Look for "ServiceNow" in each line of the entries, and return the matching lines.

WORKING DATA:
________________

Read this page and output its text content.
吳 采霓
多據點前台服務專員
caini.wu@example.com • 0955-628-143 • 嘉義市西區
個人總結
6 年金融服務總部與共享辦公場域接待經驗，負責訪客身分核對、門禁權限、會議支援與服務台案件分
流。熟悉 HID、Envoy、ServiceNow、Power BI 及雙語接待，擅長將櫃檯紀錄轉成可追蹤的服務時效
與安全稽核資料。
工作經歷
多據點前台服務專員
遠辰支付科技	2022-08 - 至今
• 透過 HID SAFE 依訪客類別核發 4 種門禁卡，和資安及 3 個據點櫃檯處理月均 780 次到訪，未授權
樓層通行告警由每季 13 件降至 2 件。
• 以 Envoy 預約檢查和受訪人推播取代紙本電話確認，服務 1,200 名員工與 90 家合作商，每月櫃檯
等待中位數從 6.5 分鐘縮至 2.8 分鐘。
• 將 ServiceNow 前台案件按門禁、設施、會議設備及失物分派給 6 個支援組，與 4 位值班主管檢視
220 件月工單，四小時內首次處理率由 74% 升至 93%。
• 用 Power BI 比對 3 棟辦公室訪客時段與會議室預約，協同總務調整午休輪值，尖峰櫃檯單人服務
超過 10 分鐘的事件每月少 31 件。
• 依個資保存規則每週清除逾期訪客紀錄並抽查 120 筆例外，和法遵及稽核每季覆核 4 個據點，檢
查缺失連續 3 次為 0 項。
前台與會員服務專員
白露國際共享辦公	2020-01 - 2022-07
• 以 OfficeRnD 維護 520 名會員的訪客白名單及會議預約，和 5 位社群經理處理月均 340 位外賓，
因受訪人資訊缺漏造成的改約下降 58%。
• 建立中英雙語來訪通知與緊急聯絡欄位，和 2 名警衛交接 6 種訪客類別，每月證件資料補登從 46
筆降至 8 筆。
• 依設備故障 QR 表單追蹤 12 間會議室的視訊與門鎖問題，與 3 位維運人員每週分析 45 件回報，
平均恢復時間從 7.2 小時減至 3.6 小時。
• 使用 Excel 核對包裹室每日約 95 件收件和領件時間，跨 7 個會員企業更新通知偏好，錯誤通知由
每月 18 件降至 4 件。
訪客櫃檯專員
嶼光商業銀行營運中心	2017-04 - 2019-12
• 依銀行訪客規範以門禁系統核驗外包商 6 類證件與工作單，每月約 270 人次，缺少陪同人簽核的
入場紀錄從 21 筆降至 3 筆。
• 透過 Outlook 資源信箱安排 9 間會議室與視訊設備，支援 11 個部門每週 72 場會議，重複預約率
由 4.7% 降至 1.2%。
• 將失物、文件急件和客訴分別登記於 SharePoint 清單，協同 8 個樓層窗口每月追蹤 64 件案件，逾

________________

FINAL RESULT:
流。熟悉 HID、Envoy、ServiceNow、Power BI 及雙語接待，擅長將櫃檯紀錄轉成可追蹤的服務時效
• 將 ServiceNow 前台案件按門禁、設施、會議設備及失物分派給 6 個支援組，與 4 位值班主管檢視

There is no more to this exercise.